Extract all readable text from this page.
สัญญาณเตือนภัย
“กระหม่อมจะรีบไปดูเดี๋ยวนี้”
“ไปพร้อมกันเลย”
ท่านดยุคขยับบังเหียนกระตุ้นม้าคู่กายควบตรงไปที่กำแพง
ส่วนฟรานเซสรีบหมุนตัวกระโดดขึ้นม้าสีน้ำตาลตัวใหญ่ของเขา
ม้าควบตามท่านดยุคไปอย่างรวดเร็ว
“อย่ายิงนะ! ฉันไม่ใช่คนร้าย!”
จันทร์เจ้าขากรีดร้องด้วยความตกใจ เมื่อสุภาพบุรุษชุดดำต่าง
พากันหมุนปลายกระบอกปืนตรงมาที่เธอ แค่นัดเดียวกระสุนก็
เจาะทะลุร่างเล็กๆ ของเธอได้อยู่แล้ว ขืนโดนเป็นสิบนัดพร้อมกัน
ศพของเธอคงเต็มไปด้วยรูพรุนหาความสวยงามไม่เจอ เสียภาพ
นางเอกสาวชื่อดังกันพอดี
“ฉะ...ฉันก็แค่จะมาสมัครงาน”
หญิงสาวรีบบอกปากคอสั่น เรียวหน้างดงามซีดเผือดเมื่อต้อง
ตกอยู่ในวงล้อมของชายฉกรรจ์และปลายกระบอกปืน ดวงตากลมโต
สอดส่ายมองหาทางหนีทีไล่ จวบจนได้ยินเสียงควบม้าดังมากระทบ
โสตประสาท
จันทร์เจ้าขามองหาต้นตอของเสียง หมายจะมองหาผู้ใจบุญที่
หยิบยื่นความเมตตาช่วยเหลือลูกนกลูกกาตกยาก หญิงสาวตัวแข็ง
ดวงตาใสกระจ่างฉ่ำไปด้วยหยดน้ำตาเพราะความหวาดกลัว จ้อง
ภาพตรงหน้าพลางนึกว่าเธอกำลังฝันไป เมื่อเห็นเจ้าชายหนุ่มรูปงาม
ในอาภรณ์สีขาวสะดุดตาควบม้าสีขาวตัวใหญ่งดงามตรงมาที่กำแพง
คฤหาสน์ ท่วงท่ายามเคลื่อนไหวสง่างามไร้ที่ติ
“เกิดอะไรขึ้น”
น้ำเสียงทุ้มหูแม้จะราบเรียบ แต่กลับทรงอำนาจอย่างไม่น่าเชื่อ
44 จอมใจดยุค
※ ※ ※
_Exercise instructions:_ Set down the material above again, word for word.

_Output of the exercise:_
Extract all readable text from this page.
สัญญาณเตือนภัย
“กระหม่อมจะรีบไปดูเดี๋ยวนี้”
“ไปพร้อมกันเลย”
ท่านดยุคขยับบังเหียนกระตุ้นม้าคู่กายควบตรงไปที่กำแพง
ส่วนฟรานเซสรีบหมุนตัวกระโดดขึ้นม้าสีน้ำตาลตัวใหญ่ของเขา
ม้าควบตามท่านดยุคไปอย่างรวดเร็ว
“อย่ายิงนะ! ฉันไม่ใช่คนร้าย!”
จันทร์เจ้าขากรีดร้องด้วยความตกใจ เมื่อสุภาพบุรุษชุดดำต่าง
พากันหมุนปลายกระบอกปืนตรงมาที่เธอ แค่นัดเดียวกระสุนก็
เจาะทะลุร่างเล็กๆ ของเธอได้อยู่แล้ว ขืนโดนเป็นสิบนัดพร้อมกัน
ศพของเธอคงเต็มไปด้วยรูพรุนหาความสวยงามไม่เจอ เสียภาพ
นางเอกสาวชื่อดังกันพอดี
“ฉะ...ฉันก็แค่จะมาสมัครงาน”
หญิงสาวรีบบอกปากคอสั่น เรียวหน้างดงามซีดเผือดเมื่อต้อง
ตกอยู่ในวงล้อมของชายฉกรรจ์และปลายกระบอกปืน ดวงตากลมโต
สอดส่ายมองหาทางหนีทีไล่ จวบจนได้ยินเสียงควบม้าดังมากระทบ
โสตประสาท
จันทร์เจ้าขามองหาต้นตอของเสียง หมายจะมองหาผู้ใจบุญที่
หยิบยื่นความเมตตาช่วยเหลือลูกนกลูกกาตกยาก หญิงสาวตัวแข็ง
ดวงตาใสกระจ่างฉ่ำไปด้วยหยดน้ำตาเพราะความหวาดกลัว จ้อง
ภาพตรงหน้าพลางนึกว่าเธอกำลังฝันไป เมื่อเห็นเจ้าชายหนุ่มรูปงาม
ในอาภรณ์สีขาวสะดุดตาควบม้าสีขาวตัวใหญ่งดงามตรงมาที่กำแพง
คฤหาสน์ ท่วงท่ายามเคลื่อนไหวสง่างามไร้ที่ติ
“เกิดอะไรขึ้น”
น้ำเสียงทุ้มหูแม้จะราบเรียบ แต่กลับทรงอำนาจอย่างไม่น่าเชื่อ
44 จอมใจดยุค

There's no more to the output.